• _Your objective_
Restate the entries word for word, leaving nothing out.

• _Given information_
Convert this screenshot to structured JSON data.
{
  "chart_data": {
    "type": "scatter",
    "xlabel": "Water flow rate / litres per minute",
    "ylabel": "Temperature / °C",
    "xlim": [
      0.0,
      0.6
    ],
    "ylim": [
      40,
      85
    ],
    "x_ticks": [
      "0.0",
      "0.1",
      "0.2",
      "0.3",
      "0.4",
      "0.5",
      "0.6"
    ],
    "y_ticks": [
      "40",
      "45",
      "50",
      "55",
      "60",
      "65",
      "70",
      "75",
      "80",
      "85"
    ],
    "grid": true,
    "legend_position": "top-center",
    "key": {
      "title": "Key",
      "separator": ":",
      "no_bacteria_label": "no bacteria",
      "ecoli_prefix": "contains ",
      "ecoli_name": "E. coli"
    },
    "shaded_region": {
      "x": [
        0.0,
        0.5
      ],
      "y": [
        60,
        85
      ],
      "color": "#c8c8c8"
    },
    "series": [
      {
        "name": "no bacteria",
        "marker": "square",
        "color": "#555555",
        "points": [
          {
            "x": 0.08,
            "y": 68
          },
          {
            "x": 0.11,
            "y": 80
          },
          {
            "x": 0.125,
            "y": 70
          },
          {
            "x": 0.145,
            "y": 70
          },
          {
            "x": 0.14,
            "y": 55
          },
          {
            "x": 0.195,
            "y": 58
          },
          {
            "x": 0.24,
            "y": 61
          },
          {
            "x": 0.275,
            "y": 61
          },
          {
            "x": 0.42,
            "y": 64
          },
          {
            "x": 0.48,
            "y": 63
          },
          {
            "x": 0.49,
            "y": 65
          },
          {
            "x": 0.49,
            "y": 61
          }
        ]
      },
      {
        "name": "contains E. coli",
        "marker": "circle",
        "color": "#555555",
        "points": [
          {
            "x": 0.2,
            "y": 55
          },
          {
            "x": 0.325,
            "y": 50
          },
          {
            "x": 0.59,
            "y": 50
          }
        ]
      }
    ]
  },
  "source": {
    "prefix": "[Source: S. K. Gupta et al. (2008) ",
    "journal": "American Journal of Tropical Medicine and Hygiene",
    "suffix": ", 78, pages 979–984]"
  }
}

• _Your solution_
Convert this screenshot to structured JSON data.
{
  "chart_data": {
    "type": "scatter",
    "xlabel": "Water flow rate / litres per minute",
    "ylabel": "Temperature / °C",
    "xlim": [
      0.0,
      0.6
    ],
    "ylim": [
      40,
      85
    ],
    "x_ticks": [
      "0.0",
      "0.1",
      "0.2",
      "0.3",
      "0.4",
      "0.5",
      "0.6"
    ],
    "y_ticks": [
      "40",
      "45",
      "50",
      "55",
      "60",
      "65",
      "70",
      "75",
      "80",
      "85"
    ],
    "grid": true,
    "legend_position": "top-center",
    "key": {
      "title": "Key",
      "separator": ":",
      "no_bacteria_label": "no bacteria",
      "ecoli_prefix": "contains ",
      "ecoli_name": "E. coli"
    },
    "shaded_region": {
      "x": [
        0.0,
        0.5
      ],
      "y": [
        60,
        85
      ],
      "color": "#c8c8c8"
    },
    "series": [
      {
        "name": "no bacteria",
        "marker": "square",
        "color": "#555555",
        "points": [
          {
            "x": 0.08,
            "y": 68
          },
          {
            "x": 0.11,
            "y": 80
          },
          {
            "x": 0.125,
            "y": 70
          },
          {
            "x": 0.145,
            "y": 70
          },
          {
            "x": 0.14,
            "y": 55
          },
          {
            "x": 0.195,
            "y": 58
          },
          {
            "x": 0.24,
            "y": 61
          },
          {
            "x": 0.275,
            "y": 61
          },
          {
            "x": 0.42,
            "y": 64
          },
          {
            "x": 0.48,
            "y": 63
          },
          {
            "x": 0.49,
            "y": 65
          },
          {
            "x": 0.49,
            "y": 61
          }
        ]
      },
      {
        "name": "contains E. coli",
        "marker": "circle",
        "color": "#555555",
        "points": [
          {
            "x": 0.2,
            "y": 55
          },
          {
            "x": 0.325,
            "y": 50
          },
          {
            "x": 0.59,
            "y": 50
          }
        ]
      }
    ]
  },
  "source": {
    "prefix": "[Source: S. K. Gupta et al. (2008) ",
    "journal": "American Journal of Tropical Medicine and Hygiene",
    "suffix": ", 78, pages 979–984]"
  }
}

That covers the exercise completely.